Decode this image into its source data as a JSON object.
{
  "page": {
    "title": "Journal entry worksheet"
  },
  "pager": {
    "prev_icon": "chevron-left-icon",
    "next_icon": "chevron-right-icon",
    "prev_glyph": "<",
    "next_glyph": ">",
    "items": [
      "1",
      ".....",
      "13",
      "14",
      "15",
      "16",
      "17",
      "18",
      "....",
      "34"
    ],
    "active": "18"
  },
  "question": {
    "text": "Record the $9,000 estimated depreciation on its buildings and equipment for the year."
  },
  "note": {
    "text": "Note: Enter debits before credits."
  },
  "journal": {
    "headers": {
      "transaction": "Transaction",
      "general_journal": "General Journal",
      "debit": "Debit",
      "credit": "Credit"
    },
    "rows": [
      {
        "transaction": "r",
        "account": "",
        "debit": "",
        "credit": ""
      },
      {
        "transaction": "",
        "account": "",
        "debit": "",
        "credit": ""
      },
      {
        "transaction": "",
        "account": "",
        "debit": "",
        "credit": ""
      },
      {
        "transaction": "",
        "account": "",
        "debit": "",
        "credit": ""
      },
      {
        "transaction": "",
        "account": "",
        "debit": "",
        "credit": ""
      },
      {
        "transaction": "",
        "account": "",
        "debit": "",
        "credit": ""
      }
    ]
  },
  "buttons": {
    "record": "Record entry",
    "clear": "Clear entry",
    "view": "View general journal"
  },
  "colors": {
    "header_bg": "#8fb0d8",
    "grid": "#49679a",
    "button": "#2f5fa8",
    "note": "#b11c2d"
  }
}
* * *
#### OBJECTIVE
Identify and list each line with the word "Record".

#### EXERCISE RESULT
    "text": "Record the $9,000 estimated depreciation on its buildings and equipment for the year."
    "record": "Record entry",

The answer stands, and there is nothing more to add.